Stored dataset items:

* * * * * * * * *

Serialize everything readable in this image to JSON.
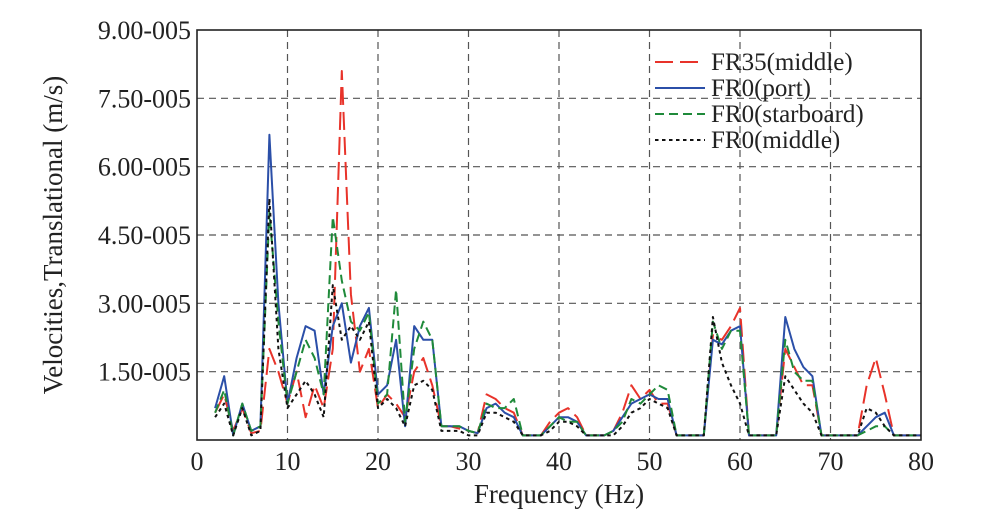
{
  "chart_data": {
    "type": "line",
    "xlabel": "Frequency (Hz)",
    "ylabel": "Velocities,Translational (m/s)",
    "xlim": [
      0,
      80
    ],
    "ylim": [
      0,
      9e-05
    ],
    "x_ticks": [
      0,
      10,
      20,
      30,
      40,
      50,
      60,
      70,
      80
    ],
    "y_ticks": [
      0,
      1.5e-05,
      3e-05,
      4.5e-05,
      6e-05,
      7.5e-05,
      9e-05
    ],
    "x_tick_labels": [
      "0",
      "10",
      "20",
      "30",
      "40",
      "50",
      "60",
      "70",
      "80"
    ],
    "y_tick_labels": [
      "",
      "1.50-005",
      "3.00-005",
      "4.50-005",
      "6.00-005",
      "7.50-005",
      "9.00-005"
    ],
    "grid": true,
    "legend_position": "top-right",
    "x": [
      2,
      3,
      4,
      5,
      6,
      7,
      8,
      9,
      10,
      11,
      12,
      13,
      14,
      15,
      16,
      17,
      18,
      19,
      20,
      21,
      22,
      23,
      24,
      25,
      26,
      27,
      28,
      29,
      30,
      31,
      32,
      33,
      34,
      35,
      36,
      37,
      38,
      39,
      40,
      41,
      42,
      43,
      44,
      45,
      46,
      47,
      48,
      49,
      50,
      51,
      52,
      53,
      54,
      55,
      56,
      57,
      58,
      59,
      60,
      61,
      62,
      63,
      64,
      65,
      66,
      67,
      68,
      69,
      70,
      71,
      72,
      73,
      74,
      75,
      76,
      77,
      78,
      79,
      80
    ],
    "series": [
      {
        "name": "FR35(middle)",
        "color": "#e8332a",
        "dash": "long",
        "values": [
          6e-06,
          1e-05,
          2e-06,
          7e-06,
          1.5e-06,
          2e-06,
          2e-05,
          1.5e-05,
          8e-06,
          1.5e-05,
          5e-06,
          1.2e-05,
          7e-06,
          2e-05,
          8.1e-05,
          3.2e-05,
          1.5e-05,
          2e-05,
          7e-06,
          1e-05,
          8e-06,
          5e-06,
          1.5e-05,
          1.8e-05,
          1.2e-05,
          3e-06,
          3e-06,
          2.5e-06,
          2e-06,
          1.5e-06,
          1e-05,
          9e-06,
          7e-06,
          6e-06,
          1e-06,
          1e-06,
          1e-06,
          4e-06,
          6e-06,
          7e-06,
          5e-06,
          1e-06,
          1e-06,
          1e-06,
          2e-06,
          6e-06,
          1.2e-05,
          9e-06,
          1.1e-05,
          8e-06,
          8e-06,
          1e-06,
          1e-06,
          1e-06,
          1e-06,
          2.3e-05,
          2.2e-05,
          2.5e-05,
          2.9e-05,
          1e-06,
          1e-06,
          1e-06,
          1e-06,
          2e-05,
          1.6e-05,
          1.2e-05,
          1.2e-05,
          1e-06,
          1e-06,
          1e-06,
          1e-06,
          1e-06,
          1.2e-05,
          1.8e-05,
          1e-05,
          1e-06,
          1e-06,
          1e-06,
          1e-06
        ]
      },
      {
        "name": "FR0(port)",
        "color": "#2b4fa8",
        "dash": "solid",
        "values": [
          7e-06,
          1.4e-05,
          1e-06,
          8e-06,
          2e-06,
          3e-06,
          6.7e-05,
          3e-05,
          8e-06,
          1.8e-05,
          2.5e-05,
          2.4e-05,
          1e-05,
          2.5e-05,
          3e-05,
          1.7e-05,
          2.5e-05,
          2.9e-05,
          1e-05,
          1.2e-05,
          2.2e-05,
          3e-06,
          2.5e-05,
          2.2e-05,
          2.2e-05,
          3e-06,
          3e-06,
          3e-06,
          2e-06,
          1.5e-06,
          7e-06,
          8e-06,
          6e-06,
          5e-06,
          1e-06,
          1e-06,
          1e-06,
          3e-06,
          5e-06,
          5e-06,
          4e-06,
          1e-06,
          1e-06,
          1e-06,
          2e-06,
          5e-06,
          8e-06,
          9e-06,
          1e-05,
          9e-06,
          9e-06,
          1e-06,
          1e-06,
          1e-06,
          1e-06,
          2.2e-05,
          2.1e-05,
          2.4e-05,
          2.5e-05,
          1e-06,
          1e-06,
          1e-06,
          1e-06,
          2.7e-05,
          2e-05,
          1.6e-05,
          1.4e-05,
          1e-06,
          1e-06,
          1e-06,
          1e-06,
          1e-06,
          3e-06,
          5e-06,
          6e-06,
          1e-06,
          1e-06,
          1e-06,
          1e-06
        ]
      },
      {
        "name": "FR0(starboard)",
        "color": "#1f8a3a",
        "dash": "medium",
        "values": [
          6e-06,
          1.1e-05,
          1e-06,
          8e-06,
          2e-06,
          3e-06,
          5e-05,
          2.6e-05,
          8e-06,
          1.5e-05,
          2.2e-05,
          1.8e-05,
          1e-05,
          4.9e-05,
          3.5e-05,
          2.6e-05,
          2.4e-05,
          2.8e-05,
          8e-06,
          1e-05,
          3.3e-05,
          4e-06,
          2e-05,
          2.6e-05,
          2.2e-05,
          3e-06,
          3e-06,
          3e-06,
          2e-06,
          1.5e-06,
          8e-06,
          7e-06,
          7e-06,
          9e-06,
          1e-06,
          1e-06,
          1e-06,
          3e-06,
          5e-06,
          4e-06,
          4e-06,
          1e-06,
          1e-06,
          1e-06,
          2e-06,
          4e-06,
          9e-06,
          8e-06,
          1e-05,
          1.2e-05,
          1.1e-05,
          1e-06,
          1e-06,
          1e-06,
          1e-06,
          2.6e-05,
          2e-05,
          2.4e-05,
          2.4e-05,
          1e-06,
          1e-06,
          1e-06,
          1e-06,
          2.2e-05,
          1.5e-05,
          1.3e-05,
          1.3e-05,
          1e-06,
          1e-06,
          1e-06,
          1e-06,
          1e-06,
          2e-06,
          3e-06,
          3e-06,
          1e-06,
          1e-06,
          1e-06,
          1e-06
        ]
      },
      {
        "name": "FR0(middle)",
        "color": "#111111",
        "dash": "dot",
        "values": [
          5e-06,
          8e-06,
          1e-06,
          7e-06,
          1e-06,
          2e-06,
          5.3e-05,
          2e-05,
          7e-06,
          1e-05,
          1.3e-05,
          1e-05,
          5e-06,
          3.4e-05,
          2.2e-05,
          2.5e-05,
          2.2e-05,
          2.6e-05,
          7e-06,
          9e-06,
          7e-06,
          3e-06,
          1.2e-05,
          1.3e-05,
          1.1e-05,
          2e-06,
          2e-06,
          2e-06,
          1e-06,
          1e-06,
          6e-06,
          6e-06,
          5e-06,
          4e-06,
          1e-06,
          1e-06,
          1e-06,
          2e-06,
          4e-06,
          4e-06,
          3e-06,
          1e-06,
          1e-06,
          1e-06,
          1e-06,
          3e-06,
          6e-06,
          7e-06,
          9e-06,
          8e-06,
          7e-06,
          1e-06,
          1e-06,
          1e-06,
          1e-06,
          2.7e-05,
          1.7e-05,
          1.2e-05,
          8e-06,
          1e-06,
          1e-06,
          1e-06,
          1e-06,
          1.4e-05,
          1.1e-05,
          8e-06,
          6e-06,
          1e-06,
          1e-06,
          1e-06,
          1e-06,
          1e-06,
          7e-06,
          6e-06,
          3e-06,
          1e-06,
          1e-06,
          1e-06,
          1e-06
        ]
      }
    ]
  }
}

* * * * * * * * *

Identify which lines contain the word "color" and copy each one.

**Answer to the problem:**
        "color": "#e8332a",
        "color": "#2b4fa8",
        "color": "#1f8a3a",
        "color": "#111111",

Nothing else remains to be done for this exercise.